───── Records to use

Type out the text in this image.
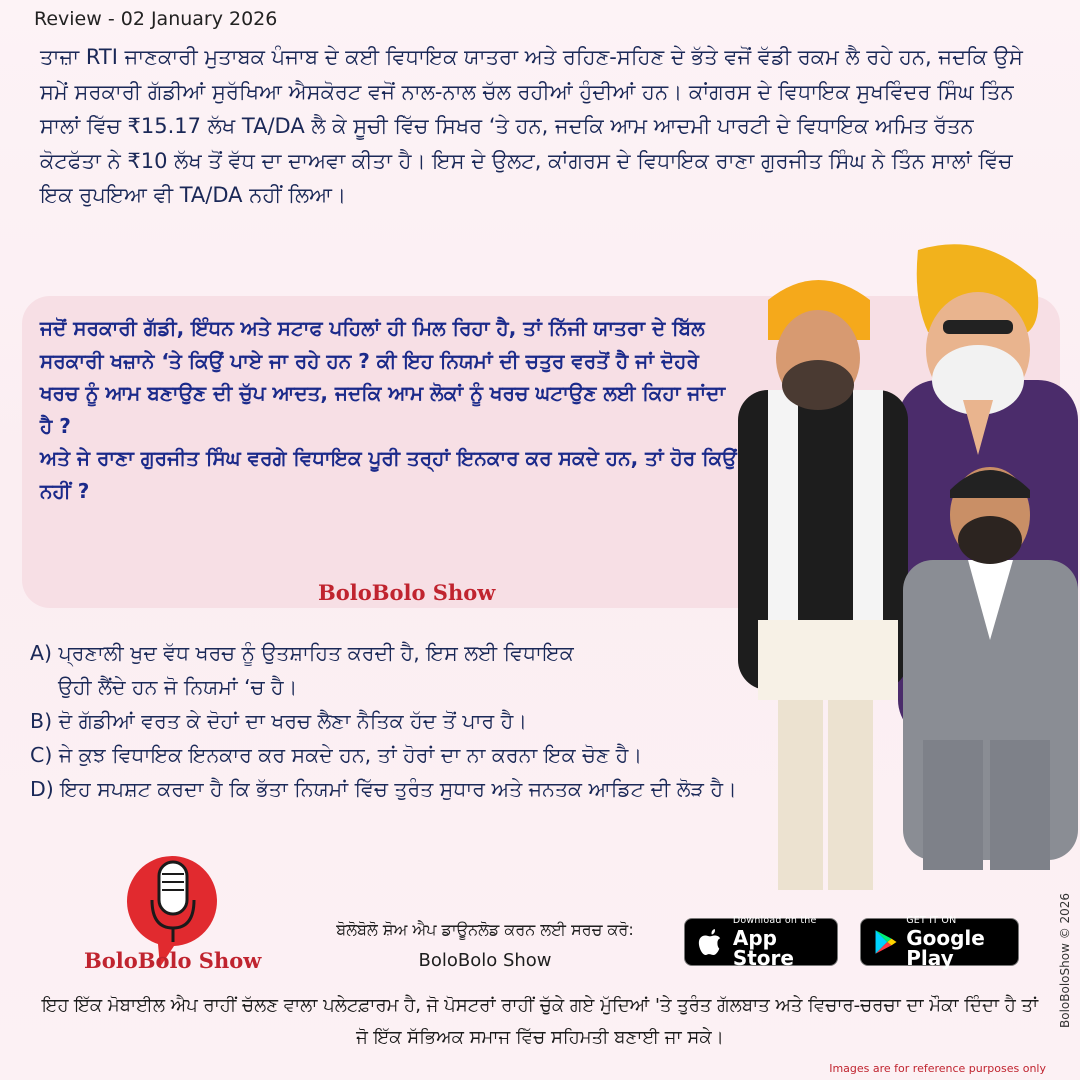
Review - 02 January 2026

ਤਾਜ਼ਾ RTI ਜਾਣਕਾਰੀ ਮੁਤਾਬਕ ਪੰਜਾਬ ਦੇ ਕਈ ਵਿਧਾਇਕ ਯਾਤਰਾ ਅਤੇ ਰਹਿਣ-ਸਹਿਣ ਦੇ ਭੱਤੇ ਵਜੋਂ ਵੱਡੀ ਰਕਮ ਲੈ ਰਹੇ ਹਨ, ਜਦਕਿ ਉਸੇ ਸਮੇਂ ਸਰਕਾਰੀ ਗੱਡੀਆਂ ਸੁਰੱਖਿਆ ਐਸਕੋਰਟ ਵਜੋਂ ਨਾਲ-ਨਾਲ ਚੱਲ ਰਹੀਆਂ ਹੁੰਦੀਆਂ ਹਨ। ਕਾਂਗਰਸ ਦੇ ਵਿਧਾਇਕ ਸੁਖਵਿੰਦਰ ਸਿੰਘ ਤਿੰਨ ਸਾਲਾਂ ਵਿੱਚ ₹15.17 ਲੱਖ TA/DA ਲੈ ਕੇ ਸੂਚੀ ਵਿੱਚ ਸਿਖਰ ‘ਤੇ ਹਨ, ਜਦਕਿ ਆਮ ਆਦਮੀ ਪਾਰਟੀ ਦੇ ਵਿਧਾਇਕ ਅਮਿਤ ਰੱਤਨ ਕੋਟਫੱਤਾ ਨੇ ₹10 ਲੱਖ ਤੋਂ ਵੱਧ ਦਾ ਦਾਅਵਾ ਕੀਤਾ ਹੈ। ਇਸ ਦੇ ਉਲਟ, ਕਾਂਗਰਸ ਦੇ ਵਿਧਾਇਕ ਰਾਣਾ ਗੁਰਜੀਤ ਸਿੰਘ ਨੇ ਤਿੰਨ ਸਾਲਾਂ ਵਿੱਚ ਇਕ ਰੁਪਇਆ ਵੀ TA/DA ਨਹੀਂ ਲਿਆ।

ਜਦੋਂ ਸਰਕਾਰੀ ਗੱਡੀ, ਇੰਧਨ ਅਤੇ ਸਟਾਫ ਪਹਿਲਾਂ ਹੀ ਮਿਲ ਰਿਹਾ ਹੈ, ਤਾਂ ਨਿੱਜੀ ਯਾਤਰਾ ਦੇ ਬਿੱਲ ਸਰਕਾਰੀ ਖਜ਼ਾਨੇ ‘ਤੇ ਕਿਉਂ ਪਾਏ ਜਾ ਰਹੇ ਹਨ ? ਕੀ ਇਹ ਨਿਯਮਾਂ ਦੀ ਚਤੁਰ ਵਰਤੋਂ ਹੈ ਜਾਂ ਦੋਹਰੇ ਖਰਚ ਨੂੰ ਆਮ ਬਣਾਉਣ ਦੀ ਚੁੱਪ ਆਦਤ, ਜਦਕਿ ਆਮ ਲੋਕਾਂ ਨੂੰ ਖਰਚ ਘਟਾਉਣ ਲਈ ਕਿਹਾ ਜਾਂਦਾ ਹੈ ?
ਅਤੇ ਜੇ ਰਾਣਾ ਗੁਰਜੀਤ ਸਿੰਘ ਵਰਗੇ ਵਿਧਾਇਕ ਪੂਰੀ ਤਰ੍ਹਾਂ ਇਨਕਾਰ ਕਰ ਸਕਦੇ ਹਨ, ਤਾਂ ਹੋਰ ਕਿਉਂ ਨਹੀਂ ?

BoloBolo Show
A) ਪ੍ਰਣਾਲੀ ਖੁਦ ਵੱਧ ਖਰਚ ਨੂੰ ਉਤਸ਼ਾਹਿਤ ਕਰਦੀ ਹੈ, ਇਸ ਲਈ ਵਿਧਾਇਕ
ਉਹੀ ਲੈਂਦੇ ਹਨ ਜੋ ਨਿਯਮਾਂ ‘ਚ ਹੈ।
B) ਦੋ ਗੱਡੀਆਂ ਵਰਤ ਕੇ ਦੋਹਾਂ ਦਾ ਖਰਚ ਲੈਣਾ ਨੈਤਿਕ ਹੱਦ ਤੋਂ ਪਾਰ ਹੈ।
C) ਜੇ ਕੁਝ ਵਿਧਾਇਕ ਇਨਕਾਰ ਕਰ ਸਕਦੇ ਹਨ, ਤਾਂ ਹੋਰਾਂ ਦਾ ਨਾ ਕਰਨਾ ਇਕ ਚੋਣ ਹੈ।
D) ਇਹ ਸਪਸ਼ਟ ਕਰਦਾ ਹੈ ਕਿ ਭੱਤਾ ਨਿਯਮਾਂ ਵਿੱਚ ਤੁਰੰਤ ਸੁਧਾਰ ਅਤੇ ਜਨਤਕ ਆਡਿਟ ਦੀ ਲੋੜ ਹੈ।
BoloBolo Show
ਬੋਲੋਬੋਲੋ ਸ਼ੋਅ ਐਪ ਡਾਊਨਲੋਡ ਕਰਨ ਲਈ ਸਰਚ ਕਰੋ:
BoloBolo Show
Download on the
App Store
GET IT ON
Google Play

ਇਹ ਇੱਕ ਮੋਬਾਈਲ ਐਪ ਰਾਹੀਂ ਚੱਲਣ ਵਾਲਾ ਪਲੇਟਫ਼ਾਰਮ ਹੈ, ਜੋ ਪੋਸਟਰਾਂ ਰਾਹੀਂ ਚੁੱਕੇ ਗਏ ਮੁੱਦਿਆਂ 'ਤੇ ਤੁਰੰਤ ਗੱਲਬਾਤ ਅਤੇ ਵਿਚਾਰ-ਚਰਚਾ ਦਾ ਮੌਕਾ ਦਿੰਦਾ ਹੈ ਤਾਂ ਜੋ ਇੱਕ ਸੱਭਿਅਕ ਸਮਾਜ ਵਿੱਚ ਸਹਿਮਤੀ ਬਣਾਈ ਜਾ ਸਕੇ।

BoloBoloShow © 2026
Images are for reference purposes only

──────────

→ The problem
Set down the complete material exactly, but do not include the images.

→ Output
Type out the text in this image.
Review - 02 January 2026

ਤਾਜ਼ਾ RTI ਜਾਣਕਾਰੀ ਮੁਤਾਬਕ ਪੰਜਾਬ ਦੇ ਕਈ ਵਿਧਾਇਕ ਯਾਤਰਾ ਅਤੇ ਰਹਿਣ-ਸਹਿਣ ਦੇ ਭੱਤੇ ਵਜੋਂ ਵੱਡੀ ਰਕਮ ਲੈ ਰਹੇ ਹਨ, ਜਦਕਿ ਉਸੇ ਸਮੇਂ ਸਰਕਾਰੀ ਗੱਡੀਆਂ ਸੁਰੱਖਿਆ ਐਸਕੋਰਟ ਵਜੋਂ ਨਾਲ-ਨਾਲ ਚੱਲ ਰਹੀਆਂ ਹੁੰਦੀਆਂ ਹਨ। ਕਾਂਗਰਸ ਦੇ ਵਿਧਾਇਕ ਸੁਖਵਿੰਦਰ ਸਿੰਘ ਤਿੰਨ ਸਾਲਾਂ ਵਿੱਚ ₹15.17 ਲੱਖ TA/DA ਲੈ ਕੇ ਸੂਚੀ ਵਿੱਚ ਸਿਖਰ ‘ਤੇ ਹਨ, ਜਦਕਿ ਆਮ ਆਦਮੀ ਪਾਰਟੀ ਦੇ ਵਿਧਾਇਕ ਅਮਿਤ ਰੱਤਨ ਕੋਟਫੱਤਾ ਨੇ ₹10 ਲੱਖ ਤੋਂ ਵੱਧ ਦਾ ਦਾਅਵਾ ਕੀਤਾ ਹੈ। ਇਸ ਦੇ ਉਲਟ, ਕਾਂਗਰਸ ਦੇ ਵਿਧਾਇਕ ਰਾਣਾ ਗੁਰਜੀਤ ਸਿੰਘ ਨੇ ਤਿੰਨ ਸਾਲਾਂ ਵਿੱਚ ਇਕ ਰੁਪਇਆ ਵੀ TA/DA ਨਹੀਂ ਲਿਆ।

ਜਦੋਂ ਸਰਕਾਰੀ ਗੱਡੀ, ਇੰਧਨ ਅਤੇ ਸਟਾਫ ਪਹਿਲਾਂ ਹੀ ਮਿਲ ਰਿਹਾ ਹੈ, ਤਾਂ ਨਿੱਜੀ ਯਾਤਰਾ ਦੇ ਬਿੱਲ ਸਰਕਾਰੀ ਖਜ਼ਾਨੇ ‘ਤੇ ਕਿਉਂ ਪਾਏ ਜਾ ਰਹੇ ਹਨ ? ਕੀ ਇਹ ਨਿਯਮਾਂ ਦੀ ਚਤੁਰ ਵਰਤੋਂ ਹੈ ਜਾਂ ਦੋਹਰੇ ਖਰਚ ਨੂੰ ਆਮ ਬਣਾਉਣ ਦੀ ਚੁੱਪ ਆਦਤ, ਜਦਕਿ ਆਮ ਲੋਕਾਂ ਨੂੰ ਖਰਚ ਘਟਾਉਣ ਲਈ ਕਿਹਾ ਜਾਂਦਾ ਹੈ ?
ਅਤੇ ਜੇ ਰਾਣਾ ਗੁਰਜੀਤ ਸਿੰਘ ਵਰਗੇ ਵਿਧਾਇਕ ਪੂਰੀ ਤਰ੍ਹਾਂ ਇਨਕਾਰ ਕਰ ਸਕਦੇ ਹਨ, ਤਾਂ ਹੋਰ ਕਿਉਂ ਨਹੀਂ ?

BoloBolo Show
A) ਪ੍ਰਣਾਲੀ ਖੁਦ ਵੱਧ ਖਰਚ ਨੂੰ ਉਤਸ਼ਾਹਿਤ ਕਰਦੀ ਹੈ, ਇਸ ਲਈ ਵਿਧਾਇਕ
ਉਹੀ ਲੈਂਦੇ ਹਨ ਜੋ ਨਿਯਮਾਂ ‘ਚ ਹੈ।
B) ਦੋ ਗੱਡੀਆਂ ਵਰਤ ਕੇ ਦੋਹਾਂ ਦਾ ਖਰਚ ਲੈਣਾ ਨੈਤਿਕ ਹੱਦ ਤੋਂ ਪਾਰ ਹੈ।
C) ਜੇ ਕੁਝ ਵਿਧਾਇਕ ਇਨਕਾਰ ਕਰ ਸਕਦੇ ਹਨ, ਤਾਂ ਹੋਰਾਂ ਦਾ ਨਾ ਕਰਨਾ ਇਕ ਚੋਣ ਹੈ।
D) ਇਹ ਸਪਸ਼ਟ ਕਰਦਾ ਹੈ ਕਿ ਭੱਤਾ ਨਿਯਮਾਂ ਵਿੱਚ ਤੁਰੰਤ ਸੁਧਾਰ ਅਤੇ ਜਨਤਕ ਆਡਿਟ ਦੀ ਲੋੜ ਹੈ।
BoloBolo Show
ਬੋਲੋਬੋਲੋ ਸ਼ੋਅ ਐਪ ਡਾਊਨਲੋਡ ਕਰਨ ਲਈ ਸਰਚ ਕਰੋ:
BoloBolo Show
Download on the
App Store
GET IT ON
Google Play

ਇਹ ਇੱਕ ਮੋਬਾਈਲ ਐਪ ਰਾਹੀਂ ਚੱਲਣ ਵਾਲਾ ਪਲੇਟਫ਼ਾਰਮ ਹੈ, ਜੋ ਪੋਸਟਰਾਂ ਰਾਹੀਂ ਚੁੱਕੇ ਗਏ ਮੁੱਦਿਆਂ 'ਤੇ ਤੁਰੰਤ ਗੱਲਬਾਤ ਅਤੇ ਵਿਚਾਰ-ਚਰਚਾ ਦਾ ਮੌਕਾ ਦਿੰਦਾ ਹੈ ਤਾਂ ਜੋ ਇੱਕ ਸੱਭਿਅਕ ਸਮਾਜ ਵਿੱਚ ਸਹਿਮਤੀ ਬਣਾਈ ਜਾ ਸਕੇ।

BoloBoloShow © 2026
Images are for reference purposes only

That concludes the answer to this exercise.